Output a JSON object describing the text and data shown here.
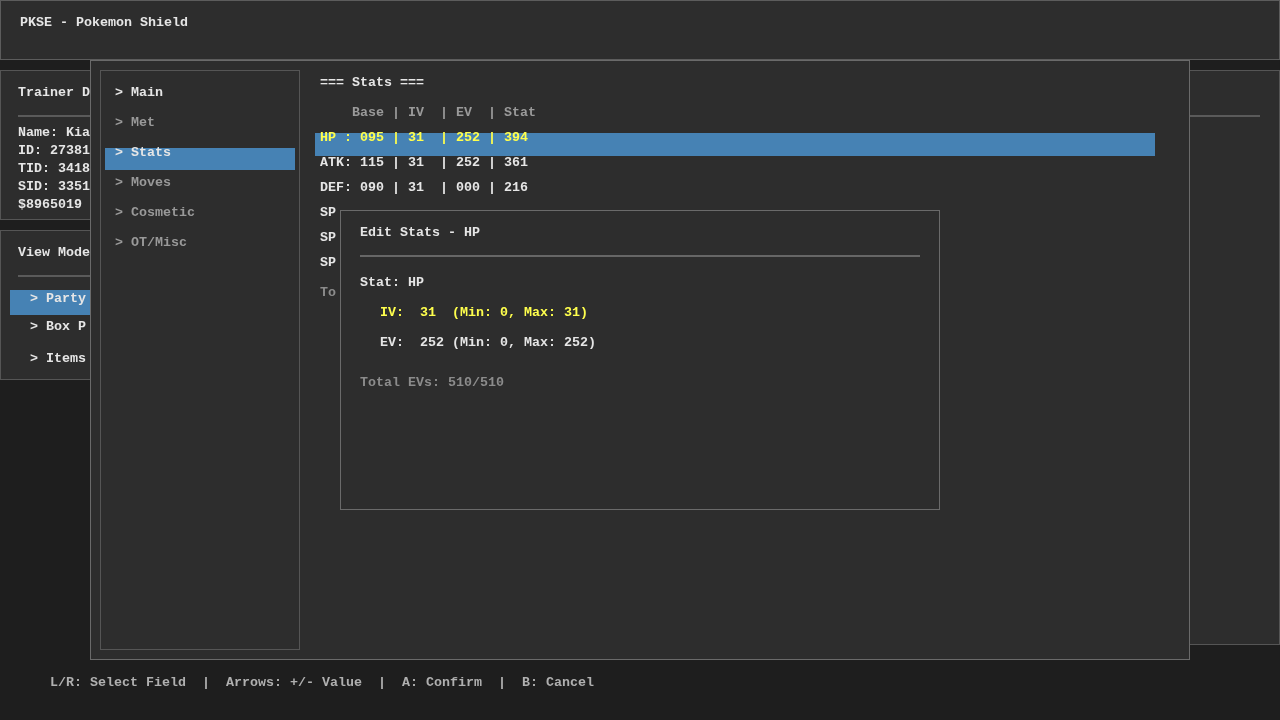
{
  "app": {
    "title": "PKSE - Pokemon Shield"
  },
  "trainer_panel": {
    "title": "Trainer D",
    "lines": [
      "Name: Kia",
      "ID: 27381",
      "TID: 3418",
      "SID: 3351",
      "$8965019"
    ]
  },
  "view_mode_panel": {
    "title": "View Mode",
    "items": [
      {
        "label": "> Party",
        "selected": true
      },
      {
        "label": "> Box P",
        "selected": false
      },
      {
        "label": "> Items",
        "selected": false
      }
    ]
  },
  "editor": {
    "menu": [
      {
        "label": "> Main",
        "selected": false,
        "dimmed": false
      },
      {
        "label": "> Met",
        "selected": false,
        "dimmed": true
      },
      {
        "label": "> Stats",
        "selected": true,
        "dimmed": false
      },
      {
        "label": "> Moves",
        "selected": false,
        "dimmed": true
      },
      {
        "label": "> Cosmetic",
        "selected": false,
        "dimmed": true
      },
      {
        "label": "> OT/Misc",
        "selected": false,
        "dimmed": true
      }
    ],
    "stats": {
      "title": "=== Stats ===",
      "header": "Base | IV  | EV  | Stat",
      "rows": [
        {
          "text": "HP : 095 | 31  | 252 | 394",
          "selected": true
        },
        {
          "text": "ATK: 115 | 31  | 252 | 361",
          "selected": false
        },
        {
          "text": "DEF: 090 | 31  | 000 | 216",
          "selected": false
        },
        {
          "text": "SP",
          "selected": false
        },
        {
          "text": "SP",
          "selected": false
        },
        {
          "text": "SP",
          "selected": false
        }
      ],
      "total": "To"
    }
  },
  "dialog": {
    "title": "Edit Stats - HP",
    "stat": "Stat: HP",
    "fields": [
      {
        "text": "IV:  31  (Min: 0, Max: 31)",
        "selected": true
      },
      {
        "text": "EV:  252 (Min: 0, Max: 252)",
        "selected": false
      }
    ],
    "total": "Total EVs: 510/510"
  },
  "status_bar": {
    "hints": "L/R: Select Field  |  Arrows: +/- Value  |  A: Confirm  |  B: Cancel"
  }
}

---+---

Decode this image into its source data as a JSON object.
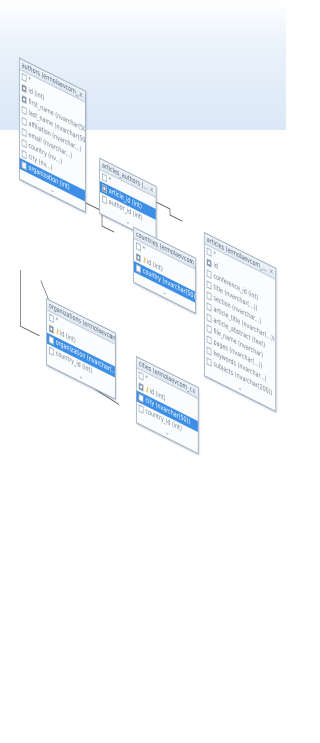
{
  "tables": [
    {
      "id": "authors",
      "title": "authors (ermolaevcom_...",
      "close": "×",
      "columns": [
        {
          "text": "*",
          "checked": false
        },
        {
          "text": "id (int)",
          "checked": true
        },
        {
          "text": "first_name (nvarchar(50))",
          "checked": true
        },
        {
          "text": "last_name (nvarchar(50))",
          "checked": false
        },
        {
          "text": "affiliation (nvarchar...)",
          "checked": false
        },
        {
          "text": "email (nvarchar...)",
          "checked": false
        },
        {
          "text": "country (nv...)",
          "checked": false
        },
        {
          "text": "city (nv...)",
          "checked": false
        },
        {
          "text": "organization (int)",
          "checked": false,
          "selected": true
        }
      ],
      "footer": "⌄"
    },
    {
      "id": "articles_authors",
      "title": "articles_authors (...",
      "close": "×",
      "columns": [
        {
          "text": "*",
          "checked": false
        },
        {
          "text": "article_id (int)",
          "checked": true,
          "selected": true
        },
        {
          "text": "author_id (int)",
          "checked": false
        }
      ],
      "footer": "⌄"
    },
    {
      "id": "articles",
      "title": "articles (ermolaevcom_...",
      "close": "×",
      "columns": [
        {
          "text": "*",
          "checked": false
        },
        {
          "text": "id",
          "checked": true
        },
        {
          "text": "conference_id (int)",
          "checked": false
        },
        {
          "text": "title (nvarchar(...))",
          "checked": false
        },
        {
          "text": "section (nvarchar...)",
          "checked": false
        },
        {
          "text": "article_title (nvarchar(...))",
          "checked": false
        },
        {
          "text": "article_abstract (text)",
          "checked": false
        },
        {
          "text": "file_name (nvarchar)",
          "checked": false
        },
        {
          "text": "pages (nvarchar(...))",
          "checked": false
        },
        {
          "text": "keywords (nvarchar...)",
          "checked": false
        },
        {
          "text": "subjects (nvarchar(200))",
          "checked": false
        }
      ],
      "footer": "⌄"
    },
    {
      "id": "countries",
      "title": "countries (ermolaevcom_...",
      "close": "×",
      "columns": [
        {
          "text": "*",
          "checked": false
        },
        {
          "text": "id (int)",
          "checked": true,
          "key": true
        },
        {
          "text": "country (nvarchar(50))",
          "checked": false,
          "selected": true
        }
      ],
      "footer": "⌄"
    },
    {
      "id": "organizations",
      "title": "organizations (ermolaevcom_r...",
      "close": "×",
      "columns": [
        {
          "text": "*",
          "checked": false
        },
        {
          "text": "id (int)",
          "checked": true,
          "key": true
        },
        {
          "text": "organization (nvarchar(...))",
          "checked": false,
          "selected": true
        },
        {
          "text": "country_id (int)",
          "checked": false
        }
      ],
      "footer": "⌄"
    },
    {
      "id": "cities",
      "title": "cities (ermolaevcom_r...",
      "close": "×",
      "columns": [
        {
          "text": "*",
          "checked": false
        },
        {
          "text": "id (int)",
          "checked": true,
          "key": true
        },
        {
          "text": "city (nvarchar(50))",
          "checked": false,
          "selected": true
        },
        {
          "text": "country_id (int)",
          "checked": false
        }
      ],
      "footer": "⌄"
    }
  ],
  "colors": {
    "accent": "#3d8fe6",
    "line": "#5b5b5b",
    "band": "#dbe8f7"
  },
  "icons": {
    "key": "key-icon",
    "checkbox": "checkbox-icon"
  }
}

---+---

Give the count of lines holding the word "countries" and nothing more.

2